[Start of THE DATA]

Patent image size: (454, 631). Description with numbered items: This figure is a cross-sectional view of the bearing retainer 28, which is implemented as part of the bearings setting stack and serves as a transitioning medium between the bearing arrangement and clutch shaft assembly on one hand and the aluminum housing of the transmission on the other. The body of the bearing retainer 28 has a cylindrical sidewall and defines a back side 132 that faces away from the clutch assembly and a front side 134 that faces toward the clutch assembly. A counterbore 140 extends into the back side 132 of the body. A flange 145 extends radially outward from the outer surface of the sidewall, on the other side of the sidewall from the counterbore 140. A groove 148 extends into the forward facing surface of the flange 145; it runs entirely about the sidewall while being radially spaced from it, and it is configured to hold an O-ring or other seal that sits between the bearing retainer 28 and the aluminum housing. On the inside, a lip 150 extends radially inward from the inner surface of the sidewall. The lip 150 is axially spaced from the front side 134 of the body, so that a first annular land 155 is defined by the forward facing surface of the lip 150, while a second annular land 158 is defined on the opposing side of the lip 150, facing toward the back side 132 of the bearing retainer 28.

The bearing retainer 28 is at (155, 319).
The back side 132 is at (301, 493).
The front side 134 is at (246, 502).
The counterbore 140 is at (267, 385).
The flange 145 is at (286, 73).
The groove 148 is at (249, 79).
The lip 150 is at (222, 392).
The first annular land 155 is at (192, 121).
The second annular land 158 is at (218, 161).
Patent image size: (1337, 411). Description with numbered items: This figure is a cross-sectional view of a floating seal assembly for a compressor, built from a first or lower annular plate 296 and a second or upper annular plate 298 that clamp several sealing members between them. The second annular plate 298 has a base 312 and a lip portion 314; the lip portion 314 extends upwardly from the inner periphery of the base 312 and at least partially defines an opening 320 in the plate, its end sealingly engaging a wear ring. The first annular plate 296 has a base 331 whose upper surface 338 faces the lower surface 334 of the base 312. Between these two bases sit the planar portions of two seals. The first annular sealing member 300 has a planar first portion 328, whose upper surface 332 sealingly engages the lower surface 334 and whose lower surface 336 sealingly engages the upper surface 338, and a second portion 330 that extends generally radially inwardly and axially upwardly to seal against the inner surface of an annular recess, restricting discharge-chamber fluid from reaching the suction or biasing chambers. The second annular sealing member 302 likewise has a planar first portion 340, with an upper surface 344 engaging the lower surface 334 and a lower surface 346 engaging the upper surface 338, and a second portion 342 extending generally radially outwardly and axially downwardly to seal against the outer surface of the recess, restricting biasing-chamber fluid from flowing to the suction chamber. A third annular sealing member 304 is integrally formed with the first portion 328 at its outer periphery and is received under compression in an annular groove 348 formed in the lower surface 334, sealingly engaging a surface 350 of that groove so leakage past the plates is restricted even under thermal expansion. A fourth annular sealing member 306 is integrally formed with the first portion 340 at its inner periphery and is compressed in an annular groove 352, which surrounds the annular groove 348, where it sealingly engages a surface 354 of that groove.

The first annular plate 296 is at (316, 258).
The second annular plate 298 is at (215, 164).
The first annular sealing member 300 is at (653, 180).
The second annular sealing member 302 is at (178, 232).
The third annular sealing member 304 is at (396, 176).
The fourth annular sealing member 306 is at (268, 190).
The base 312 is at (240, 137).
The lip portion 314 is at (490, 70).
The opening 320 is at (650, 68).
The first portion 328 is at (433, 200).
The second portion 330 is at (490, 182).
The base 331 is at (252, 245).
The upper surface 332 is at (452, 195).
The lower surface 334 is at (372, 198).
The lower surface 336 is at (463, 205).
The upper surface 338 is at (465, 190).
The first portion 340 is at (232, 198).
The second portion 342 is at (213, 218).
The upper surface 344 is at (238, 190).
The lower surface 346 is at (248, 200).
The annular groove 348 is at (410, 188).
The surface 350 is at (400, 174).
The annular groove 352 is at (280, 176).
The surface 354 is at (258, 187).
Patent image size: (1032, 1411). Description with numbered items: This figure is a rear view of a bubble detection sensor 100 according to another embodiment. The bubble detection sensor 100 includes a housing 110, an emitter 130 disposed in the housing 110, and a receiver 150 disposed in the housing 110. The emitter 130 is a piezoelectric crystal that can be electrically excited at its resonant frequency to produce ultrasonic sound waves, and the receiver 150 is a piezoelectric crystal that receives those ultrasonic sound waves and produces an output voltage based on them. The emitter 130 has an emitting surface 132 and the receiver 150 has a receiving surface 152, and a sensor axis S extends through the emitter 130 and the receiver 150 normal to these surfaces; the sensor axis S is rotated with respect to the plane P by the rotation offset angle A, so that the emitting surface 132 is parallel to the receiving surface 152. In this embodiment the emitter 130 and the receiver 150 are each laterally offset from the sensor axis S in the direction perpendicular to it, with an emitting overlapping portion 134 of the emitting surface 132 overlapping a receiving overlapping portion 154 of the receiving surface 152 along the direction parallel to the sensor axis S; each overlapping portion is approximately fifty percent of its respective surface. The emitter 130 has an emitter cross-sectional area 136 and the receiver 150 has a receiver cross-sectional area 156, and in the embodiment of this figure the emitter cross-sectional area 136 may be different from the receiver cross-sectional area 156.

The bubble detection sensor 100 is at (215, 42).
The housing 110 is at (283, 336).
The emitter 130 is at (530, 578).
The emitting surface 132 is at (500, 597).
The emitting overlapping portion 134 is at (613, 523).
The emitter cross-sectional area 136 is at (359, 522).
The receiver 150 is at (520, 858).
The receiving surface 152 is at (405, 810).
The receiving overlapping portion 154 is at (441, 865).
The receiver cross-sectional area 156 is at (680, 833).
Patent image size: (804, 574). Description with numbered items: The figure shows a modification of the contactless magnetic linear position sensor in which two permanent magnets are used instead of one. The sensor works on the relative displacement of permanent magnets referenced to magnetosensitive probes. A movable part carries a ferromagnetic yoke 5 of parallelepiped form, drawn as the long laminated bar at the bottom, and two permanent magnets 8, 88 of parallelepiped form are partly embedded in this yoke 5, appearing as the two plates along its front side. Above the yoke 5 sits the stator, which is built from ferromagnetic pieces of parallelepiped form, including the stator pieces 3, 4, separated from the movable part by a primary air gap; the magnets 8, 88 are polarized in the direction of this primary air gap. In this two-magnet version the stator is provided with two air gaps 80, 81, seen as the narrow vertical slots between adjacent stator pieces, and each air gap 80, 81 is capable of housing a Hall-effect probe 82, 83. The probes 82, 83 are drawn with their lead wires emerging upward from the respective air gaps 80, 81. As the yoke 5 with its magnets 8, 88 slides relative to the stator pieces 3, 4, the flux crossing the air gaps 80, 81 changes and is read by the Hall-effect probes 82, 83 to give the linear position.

[End of THE DATA]

## TASK TO CARRY OUT
Please substitute "sectional view" for each "cross-sectional view" in all the records above and write them out again, with nothing else changed.

## SOLUTION TO THIS EXERCISE
Patent image size: (454, 631). Description with numbered items: This figure is a sectional view of the bearing retainer 28, which is implemented as part of the bearings setting stack and serves as a transitioning medium between the bearing arrangement and clutch shaft assembly on one hand and the aluminum housing of the transmission on the other. The body of the bearing retainer 28 has a cylindrical sidewall and defines a back side 132 that faces away from the clutch assembly and a front side 134 that faces toward the clutch assembly. A counterbore 140 extends into the back side 132 of the body. A flange 145 extends radially outward from the outer surface of the sidewall, on the other side of the sidewall from the counterbore 140. A groove 148 extends into the forward facing surface of the flange 145; it runs entirely about the sidewall while being radially spaced from it, and it is configured to hold an O-ring or other seal that sits between the bearing retainer 28 and the aluminum housing. On the inside, a lip 150 extends radially inward from the inner surface of the sidewall. The lip 150 is axially spaced from the front side 134 of the body, so that a first annular land 155 is defined by the forward facing surface of the lip 150, while a second annular land 158 is defined on the opposing side of the lip 150, facing toward the back side 132 of the bearing retainer 28.

The bearing retainer 28 is at (155, 319).
The back side 132 is at (301, 493).
The front side 134 is at (246, 502).
The counterbore 140 is at (267, 385).
The flange 145 is at (286, 73).
The groove 148 is at (249, 79).
The lip 150 is at (222, 392).
The first annular land 155 is at (192, 121).
The second annular land 158 is at (218, 161).
Patent image size: (1337, 411). Description with numbered items: This figure is a sectional view of a floating seal assembly for a compressor, built from a first or lower annular plate 296 and a second or upper annular plate 298 that clamp several sealing members between them. The second annular plate 298 has a base 312 and a lip portion 314; the lip portion 314 extends upwardly from the inner periphery of the base 312 and at least partially defines an opening 320 in the plate, its end sealingly engaging a wear ring. The first annular plate 296 has a base 331 whose upper surface 338 faces the lower surface 334 of the base 312. Between these two bases sit the planar portions of two seals. The first annular sealing member 300 has a planar first portion 328, whose upper surface 332 sealingly engages the lower surface 334 and whose lower surface 336 sealingly engages the upper surface 338, and a second portion 330 that extends generally radially inwardly and axially upwardly to seal against the inner surface of an annular recess, restricting discharge-chamber fluid from reaching the suction or biasing chambers. The second annular sealing member 302 likewise has a planar first portion 340, with an upper surface 344 engaging the lower surface 334 and a lower surface 346 engaging the upper surface 338, and a second portion 342 extending generally radially outwardly and axially downwardly to seal against the outer surface of the recess, restricting biasing-chamber fluid from flowing to the suction chamber. A third annular sealing member 304 is integrally formed with the first portion 328 at its outer periphery and is received under compression in an annular groove 348 formed in the lower surface 334, sealingly engaging a surface 350 of that groove so leakage past the plates is restricted even under thermal expansion. A fourth annular sealing member 306 is integrally formed with the first portion 340 at its inner periphery and is compressed in an annular groove 352, which surrounds the annular groove 348, where it sealingly engages a surface 354 of that groove.

The first annular plate 296 is at (316, 258).
The second annular plate 298 is at (215, 164).
The first annular sealing member 300 is at (653, 180).
The second annular sealing member 302 is at (178, 232).
The third annular sealing member 304 is at (396, 176).
The fourth annular sealing member 306 is at (268, 190).
The base 312 is at (240, 137).
The lip portion 314 is at (490, 70).
The opening 320 is at (650, 68).
The first portion 328 is at (433, 200).
The second portion 330 is at (490, 182).
The base 331 is at (252, 245).
The upper surface 332 is at (452, 195).
The lower surface 334 is at (372, 198).
The lower surface 336 is at (463, 205).
The upper surface 338 is at (465, 190).
The first portion 340 is at (232, 198).
The second portion 342 is at (213, 218).
The upper surface 344 is at (238, 190).
The lower surface 346 is at (248, 200).
The annular groove 348 is at (410, 188).
The surface 350 is at (400, 174).
The annular groove 352 is at (280, 176).
The surface 354 is at (258, 187).
Patent image size: (1032, 1411). Description with numbered items: This figure is a rear view of a bubble detection sensor 100 according to another embodiment. The bubble detection sensor 100 includes a housing 110, an emitter 130 disposed in the housing 110, and a receiver 150 disposed in the housing 110. The emitter 130 is a piezoelectric crystal that can be electrically excited at its resonant frequency to produce ultrasonic sound waves, and the receiver 150 is a piezoelectric crystal that receives those ultrasonic sound waves and produces an output voltage based on them. The emitter 130 has an emitting surface 132 and the receiver 150 has a receiving surface 152, and a sensor axis S extends through the emitter 130 and the receiver 150 normal to these surfaces; the sensor axis S is rotated with respect to the plane P by the rotation offset angle A, so that the emitting surface 132 is parallel to the receiving surface 152. In this embodiment the emitter 130 and the receiver 150 are each laterally offset from the sensor axis S in the direction perpendicular to it, with an emitting overlapping portion 134 of the emitting surface 132 overlapping a receiving overlapping portion 154 of the receiving surface 152 along the direction parallel to the sensor axis S; each overlapping portion is approximately fifty percent of its respective surface. The emitter 130 has an emitter cross-sectional area 136 and the receiver 150 has a receiver cross-sectional area 156, and in the embodiment of this figure the emitter cross-sectional area 136 may be different from the receiver cross-sectional area 156.

The bubble detection sensor 100 is at (215, 42).
The housing 110 is at (283, 336).
The emitter 130 is at (530, 578).
The emitting surface 132 is at (500, 597).
The emitting overlapping portion 134 is at (613, 523).
The emitter cross-sectional area 136 is at (359, 522).
The receiver 150 is at (520, 858).
The receiving surface 152 is at (405, 810).
The receiving overlapping portion 154 is at (441, 865).
The receiver cross-sectional area 156 is at (680, 833).
Patent image size: (804, 574). Description with numbered items: The figure shows a modification of the contactless magnetic linear position sensor in which two permanent magnets are used instead of one. The sensor works on the relative displacement of permanent magnets referenced to magnetosensitive probes. A movable part carries a ferromagnetic yoke 5 of parallelepiped form, drawn as the long laminated bar at the bottom, and two permanent magnets 8, 88 of parallelepiped form are partly embedded in this yoke 5, appearing as the two plates along its front side. Above the yoke 5 sits the stator, which is built from ferromagnetic pieces of parallelepiped form, including the stator pieces 3, 4, separated from the movable part by a primary air gap; the magnets 8, 88 are polarized in the direction of this primary air gap. In this two-magnet version the stator is provided with two air gaps 80, 81, seen as the narrow vertical slots between adjacent stator pieces, and each air gap 80, 81 is capable of housing a Hall-effect probe 82, 83. The probes 82, 83 are drawn with their lead wires emerging upward from the respective air gaps 80, 81. As the yoke 5 with its magnets 8, 88 slides relative to the stator pieces 3, 4, the flux crossing the air gaps 80, 81 changes and is read by the Hall-effect probes 82, 83 to give the linear position.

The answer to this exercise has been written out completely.